* begin Provided entries *

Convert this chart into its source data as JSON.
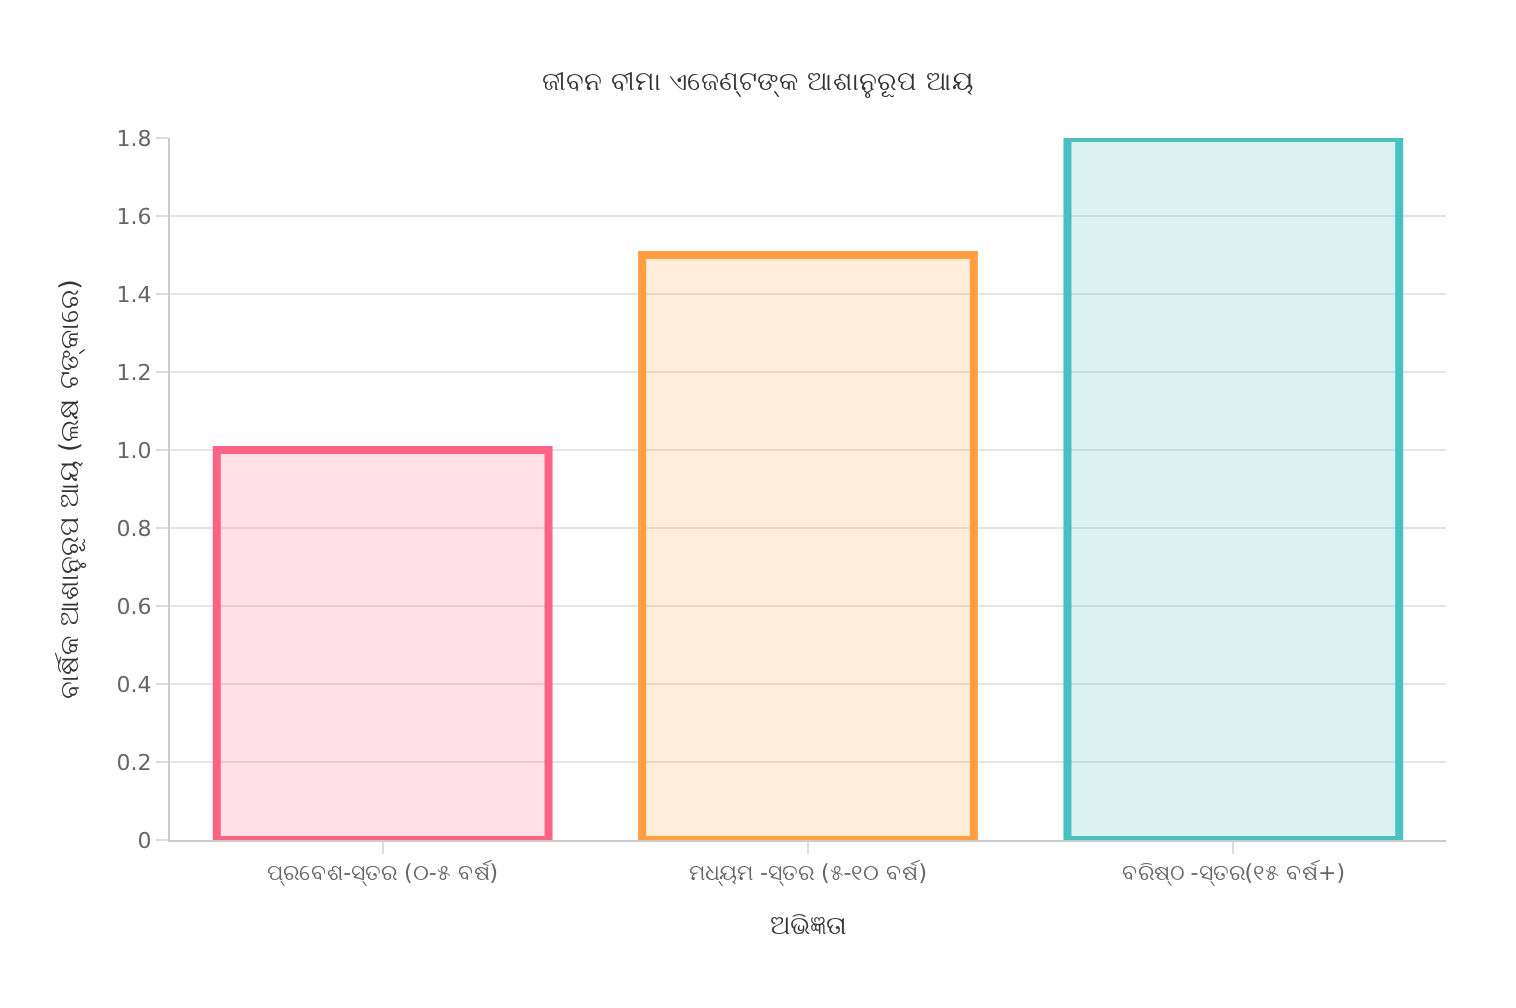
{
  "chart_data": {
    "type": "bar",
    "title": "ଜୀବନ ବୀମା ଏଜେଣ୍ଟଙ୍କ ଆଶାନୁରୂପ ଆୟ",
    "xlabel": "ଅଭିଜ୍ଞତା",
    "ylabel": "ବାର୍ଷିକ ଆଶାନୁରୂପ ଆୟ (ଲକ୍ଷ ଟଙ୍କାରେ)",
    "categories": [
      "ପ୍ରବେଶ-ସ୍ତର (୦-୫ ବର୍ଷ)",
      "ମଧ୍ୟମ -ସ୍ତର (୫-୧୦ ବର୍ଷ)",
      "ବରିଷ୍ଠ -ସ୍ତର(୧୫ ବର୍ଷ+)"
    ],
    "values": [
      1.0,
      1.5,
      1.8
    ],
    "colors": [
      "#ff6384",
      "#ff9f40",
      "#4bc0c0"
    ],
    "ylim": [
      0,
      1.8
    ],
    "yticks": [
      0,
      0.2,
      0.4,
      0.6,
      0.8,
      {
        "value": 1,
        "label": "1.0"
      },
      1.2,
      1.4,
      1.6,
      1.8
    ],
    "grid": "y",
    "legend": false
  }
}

* end Provided entries *

-- Problem description --
Copy each line above precisely, dropping the pictures.

-- Solution to the problem --
Convert this chart into its source data as JSON.
{
  "chart_data": {
    "type": "bar",
    "title": "ଜୀବନ ବୀମା ଏଜେଣ୍ଟଙ୍କ ଆଶାନୁରୂପ ଆୟ",
    "xlabel": "ଅଭିଜ୍ଞତା",
    "ylabel": "ବାର୍ଷିକ ଆଶାନୁରୂପ ଆୟ (ଲକ୍ଷ ଟଙ୍କାରେ)",
    "categories": [
      "ପ୍ରବେଶ-ସ୍ତର (୦-୫ ବର୍ଷ)",
      "ମଧ୍ୟମ -ସ୍ତର (୫-୧୦ ବର୍ଷ)",
      "ବରିଷ୍ଠ -ସ୍ତର(୧୫ ବର୍ଷ+)"
    ],
    "values": [
      1.0,
      1.5,
      1.8
    ],
    "colors": [
      "#ff6384",
      "#ff9f40",
      "#4bc0c0"
    ],
    "ylim": [
      0,
      1.8
    ],
    "yticks": [
      0,
      0.2,
      0.4,
      0.6,
      0.8,
      {
        "value": 1,
        "label": "1.0"
      },
      1.2,
      1.4,
      1.6,
      1.8
    ],
    "grid": "y",
    "legend": false
  }
}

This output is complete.